= WORKING DATA =
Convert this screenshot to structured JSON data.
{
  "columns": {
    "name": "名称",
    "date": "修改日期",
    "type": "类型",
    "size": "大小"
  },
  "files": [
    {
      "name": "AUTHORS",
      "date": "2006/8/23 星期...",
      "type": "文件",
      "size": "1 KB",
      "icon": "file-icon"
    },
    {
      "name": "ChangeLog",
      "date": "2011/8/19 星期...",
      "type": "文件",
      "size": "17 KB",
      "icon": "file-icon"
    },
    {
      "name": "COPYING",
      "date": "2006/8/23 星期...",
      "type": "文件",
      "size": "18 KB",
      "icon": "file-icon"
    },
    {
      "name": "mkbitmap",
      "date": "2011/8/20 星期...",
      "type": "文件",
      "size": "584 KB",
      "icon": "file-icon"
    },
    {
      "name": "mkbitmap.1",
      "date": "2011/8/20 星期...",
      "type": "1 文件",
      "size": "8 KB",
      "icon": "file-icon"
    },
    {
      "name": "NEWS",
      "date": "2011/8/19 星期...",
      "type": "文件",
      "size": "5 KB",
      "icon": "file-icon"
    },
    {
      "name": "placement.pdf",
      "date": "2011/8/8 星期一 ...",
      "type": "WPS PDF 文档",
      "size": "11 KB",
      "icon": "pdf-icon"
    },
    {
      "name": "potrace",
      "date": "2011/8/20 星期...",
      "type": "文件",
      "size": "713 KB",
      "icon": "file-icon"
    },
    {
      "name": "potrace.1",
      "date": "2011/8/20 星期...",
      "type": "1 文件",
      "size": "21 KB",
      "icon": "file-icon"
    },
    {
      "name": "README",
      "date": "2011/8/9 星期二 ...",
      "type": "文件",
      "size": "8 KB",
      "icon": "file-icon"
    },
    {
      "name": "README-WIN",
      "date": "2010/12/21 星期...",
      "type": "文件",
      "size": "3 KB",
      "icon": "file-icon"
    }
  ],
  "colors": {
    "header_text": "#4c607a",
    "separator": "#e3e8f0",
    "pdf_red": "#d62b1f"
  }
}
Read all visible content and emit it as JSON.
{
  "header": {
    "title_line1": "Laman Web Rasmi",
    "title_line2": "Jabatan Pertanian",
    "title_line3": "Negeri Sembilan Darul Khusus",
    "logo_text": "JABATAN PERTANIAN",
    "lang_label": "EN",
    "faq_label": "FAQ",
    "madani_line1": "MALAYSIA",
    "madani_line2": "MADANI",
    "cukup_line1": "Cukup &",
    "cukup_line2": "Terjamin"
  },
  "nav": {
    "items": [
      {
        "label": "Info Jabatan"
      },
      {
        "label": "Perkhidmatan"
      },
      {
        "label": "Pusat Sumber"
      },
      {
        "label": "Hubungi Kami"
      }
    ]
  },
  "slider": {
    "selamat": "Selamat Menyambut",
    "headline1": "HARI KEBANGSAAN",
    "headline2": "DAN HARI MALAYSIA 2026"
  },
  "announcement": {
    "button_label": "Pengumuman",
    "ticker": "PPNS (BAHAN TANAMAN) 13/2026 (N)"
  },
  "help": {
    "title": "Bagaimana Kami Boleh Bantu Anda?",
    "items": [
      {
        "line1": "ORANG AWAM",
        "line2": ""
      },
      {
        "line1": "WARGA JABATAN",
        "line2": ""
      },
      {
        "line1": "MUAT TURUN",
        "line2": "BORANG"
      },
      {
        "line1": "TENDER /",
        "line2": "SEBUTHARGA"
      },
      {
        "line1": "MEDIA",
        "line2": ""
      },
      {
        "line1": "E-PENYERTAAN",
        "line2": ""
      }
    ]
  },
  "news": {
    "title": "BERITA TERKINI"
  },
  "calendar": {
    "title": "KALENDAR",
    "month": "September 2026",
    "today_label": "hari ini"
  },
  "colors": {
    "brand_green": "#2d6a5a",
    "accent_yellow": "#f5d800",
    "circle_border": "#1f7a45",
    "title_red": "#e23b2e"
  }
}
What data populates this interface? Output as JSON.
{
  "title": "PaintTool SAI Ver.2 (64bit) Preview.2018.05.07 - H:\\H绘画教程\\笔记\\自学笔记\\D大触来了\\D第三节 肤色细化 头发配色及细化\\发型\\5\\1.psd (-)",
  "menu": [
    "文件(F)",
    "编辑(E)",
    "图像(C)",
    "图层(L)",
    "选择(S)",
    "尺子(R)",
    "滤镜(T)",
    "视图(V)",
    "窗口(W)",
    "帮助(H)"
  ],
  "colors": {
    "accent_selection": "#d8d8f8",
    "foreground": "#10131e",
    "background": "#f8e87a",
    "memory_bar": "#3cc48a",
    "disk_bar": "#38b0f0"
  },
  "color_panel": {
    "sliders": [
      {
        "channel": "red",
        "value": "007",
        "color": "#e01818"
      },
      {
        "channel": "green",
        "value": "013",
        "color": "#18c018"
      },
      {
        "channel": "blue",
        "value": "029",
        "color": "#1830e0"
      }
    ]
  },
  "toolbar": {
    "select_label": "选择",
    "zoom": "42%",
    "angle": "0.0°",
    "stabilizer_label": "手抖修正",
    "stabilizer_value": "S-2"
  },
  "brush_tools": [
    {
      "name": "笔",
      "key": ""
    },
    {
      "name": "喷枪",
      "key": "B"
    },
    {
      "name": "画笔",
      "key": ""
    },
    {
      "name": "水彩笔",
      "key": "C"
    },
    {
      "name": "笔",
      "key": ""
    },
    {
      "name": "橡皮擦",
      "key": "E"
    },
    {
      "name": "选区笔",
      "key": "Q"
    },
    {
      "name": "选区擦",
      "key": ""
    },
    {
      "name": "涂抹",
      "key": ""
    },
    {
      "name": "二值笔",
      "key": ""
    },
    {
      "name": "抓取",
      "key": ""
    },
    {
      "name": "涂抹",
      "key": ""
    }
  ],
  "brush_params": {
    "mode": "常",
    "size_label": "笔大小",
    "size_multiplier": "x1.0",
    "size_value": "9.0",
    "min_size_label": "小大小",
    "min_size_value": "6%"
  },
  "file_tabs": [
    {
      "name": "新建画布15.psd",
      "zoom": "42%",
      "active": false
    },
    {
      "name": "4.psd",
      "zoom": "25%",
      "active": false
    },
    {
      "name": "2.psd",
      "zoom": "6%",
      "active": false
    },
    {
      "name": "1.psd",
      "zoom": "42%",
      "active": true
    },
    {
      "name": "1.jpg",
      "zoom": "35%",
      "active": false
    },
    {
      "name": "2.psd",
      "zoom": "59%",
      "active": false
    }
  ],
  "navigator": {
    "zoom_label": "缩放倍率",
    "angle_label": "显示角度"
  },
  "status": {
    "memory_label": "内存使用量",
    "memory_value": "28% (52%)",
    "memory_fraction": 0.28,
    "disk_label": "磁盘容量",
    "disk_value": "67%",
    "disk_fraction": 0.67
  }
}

= TASK STATEMENT =
Without changing a word, restate the whole listing.

= FINISHED ANSWER =
Convert this screenshot to structured JSON data.
{
  "columns": {
    "name": "名称",
    "date": "修改日期",
    "type": "类型",
    "size": "大小"
  },
  "files": [
    {
      "name": "AUTHORS",
      "date": "2006/8/23 星期...",
      "type": "文件",
      "size": "1 KB",
      "icon": "file-icon"
    },
    {
      "name": "ChangeLog",
      "date": "2011/8/19 星期...",
      "type": "文件",
      "size": "17 KB",
      "icon": "file-icon"
    },
    {
      "name": "COPYING",
      "date": "2006/8/23 星期...",
      "type": "文件",
      "size": "18 KB",
      "icon": "file-icon"
    },
    {
      "name": "mkbitmap",
      "date": "2011/8/20 星期...",
      "type": "文件",
      "size": "584 KB",
      "icon": "file-icon"
    },
    {
      "name": "mkbitmap.1",
      "date": "2011/8/20 星期...",
      "type": "1 文件",
      "size": "8 KB",
      "icon": "file-icon"
    },
    {
      "name": "NEWS",
      "date": "2011/8/19 星期...",
      "type": "文件",
      "size": "5 KB",
      "icon": "file-icon"
    },
    {
      "name": "placement.pdf",
      "date": "2011/8/8 星期一 ...",
      "type": "WPS PDF 文档",
      "size": "11 KB",
      "icon": "pdf-icon"
    },
    {
      "name": "potrace",
      "date": "2011/8/20 星期...",
      "type": "文件",
      "size": "713 KB",
      "icon": "file-icon"
    },
    {
      "name": "potrace.1",
      "date": "2011/8/20 星期...",
      "type": "1 文件",
      "size": "21 KB",
      "icon": "file-icon"
    },
    {
      "name": "README",
      "date": "2011/8/9 星期二 ...",
      "type": "文件",
      "size": "8 KB",
      "icon": "file-icon"
    },
    {
      "name": "README-WIN",
      "date": "2010/12/21 星期...",
      "type": "文件",
      "size": "3 KB",
      "icon": "file-icon"
    }
  ],
  "colors": {
    "header_text": "#4c607a",
    "separator": "#e3e8f0",
    "pdf_red": "#d62b1f"
  }
}
Read all visible content and emit it as JSON.
{
  "header": {
    "title_line1": "Laman Web Rasmi",
    "title_line2": "Jabatan Pertanian",
    "title_line3": "Negeri Sembilan Darul Khusus",
    "logo_text": "JABATAN PERTANIAN",
    "lang_label": "EN",
    "faq_label": "FAQ",
    "madani_line1": "MALAYSIA",
    "madani_line2": "MADANI",
    "cukup_line1": "Cukup &",
    "cukup_line2": "Terjamin"
  },
  "nav": {
    "items": [
      {
        "label": "Info Jabatan"
      },
      {
        "label": "Perkhidmatan"
      },
      {
        "label": "Pusat Sumber"
      },
      {
        "label": "Hubungi Kami"
      }
    ]
  },
  "slider": {
    "selamat": "Selamat Menyambut",
    "headline1": "HARI KEBANGSAAN",
    "headline2": "DAN HARI MALAYSIA 2026"
  },
  "announcement": {
    "button_label": "Pengumuman",
    "ticker": "PPNS (BAHAN TANAMAN) 13/2026 (N)"
  },
  "help": {
    "title": "Bagaimana Kami Boleh Bantu Anda?",
    "items": [
      {
        "line1": "ORANG AWAM",
        "line2": ""
      },
      {
        "line1": "WARGA JABATAN",
        "line2": ""
      },
      {
        "line1": "MUAT TURUN",
        "line2": "BORANG"
      },
      {
        "line1": "TENDER /",
        "line2": "SEBUTHARGA"
      },
      {
        "line1": "MEDIA",
        "line2": ""
      },
      {
        "line1": "E-PENYERTAAN",
        "line2": ""
      }
    ]
  },
  "news": {
    "title": "BERITA TERKINI"
  },
  "calendar": {
    "title": "KALENDAR",
    "month": "September 2026",
    "today_label": "hari ini"
  },
  "colors": {
    "brand_green": "#2d6a5a",
    "accent_yellow": "#f5d800",
    "circle_border": "#1f7a45",
    "title_red": "#e23b2e"
  }
}
What data populates this interface? Output as JSON.
{
  "title": "PaintTool SAI Ver.2 (64bit) Preview.2018.05.07 - H:\\H绘画教程\\笔记\\自学笔记\\D大触来了\\D第三节 肤色细化 头发配色及细化\\发型\\5\\1.psd (-)",
  "menu": [
    "文件(F)",
    "编辑(E)",
    "图像(C)",
    "图层(L)",
    "选择(S)",
    "尺子(R)",
    "滤镜(T)",
    "视图(V)",
    "窗口(W)",
    "帮助(H)"
  ],
  "colors": {
    "accent_selection": "#d8d8f8",
    "foreground": "#10131e",
    "background": "#f8e87a",
    "memory_bar": "#3cc48a",
    "disk_bar": "#38b0f0"
  },
  "color_panel": {
    "sliders": [
      {
        "channel": "red",
        "value": "007",
        "color": "#e01818"
      },
      {
        "channel": "green",
        "value": "013",
        "color": "#18c018"
      },
      {
        "channel": "blue",
        "value": "029",
        "color": "#1830e0"
      }
    ]
  },
  "toolbar": {
    "select_label": "选择",
    "zoom": "42%",
    "angle": "0.0°",
    "stabilizer_label": "手抖修正",
    "stabilizer_value": "S-2"
  },
  "brush_tools": [
    {
      "name": "笔",
      "key": ""
    },
    {
      "name": "喷枪",
      "key": "B"
    },
    {
      "name": "画笔",
      "key": ""
    },
    {
      "name": "水彩笔",
      "key": "C"
    },
    {
      "name": "笔",
      "key": ""
    },
    {
      "name": "橡皮擦",
      "key": "E"
    },
    {
      "name": "选区笔",
      "key": "Q"
    },
    {
      "name": "选区擦",
      "key": ""
    },
    {
      "name": "涂抹",
      "key": ""
    },
    {
      "name": "二值笔",
      "key": ""
    },
    {
      "name": "抓取",
      "key": ""
    },
    {
      "name": "涂抹",
      "key": ""
    }
  ],
  "brush_params": {
    "mode": "常",
    "size_label": "笔大小",
    "size_multiplier": "x1.0",
    "size_value": "9.0",
    "min_size_label": "小大小",
    "min_size_value": "6%"
  },
  "file_tabs": [
    {
      "name": "新建画布15.psd",
      "zoom": "42%",
      "active": false
    },
    {
      "name": "4.psd",
      "zoom": "25%",
      "active": false
    },
    {
      "name": "2.psd",
      "zoom": "6%",
      "active": false
    },
    {
      "name": "1.psd",
      "zoom": "42%",
      "active": true
    },
    {
      "name": "1.jpg",
      "zoom": "35%",
      "active": false
    },
    {
      "name": "2.psd",
      "zoom": "59%",
      "active": false
    }
  ],
  "navigator": {
    "zoom_label": "缩放倍率",
    "angle_label": "显示角度"
  },
  "status": {
    "memory_label": "内存使用量",
    "memory_value": "28% (52%)",
    "memory_fraction": 0.28,
    "disk_label": "磁盘容量",
    "disk_value": "67%",
    "disk_fraction": 0.67
  }
}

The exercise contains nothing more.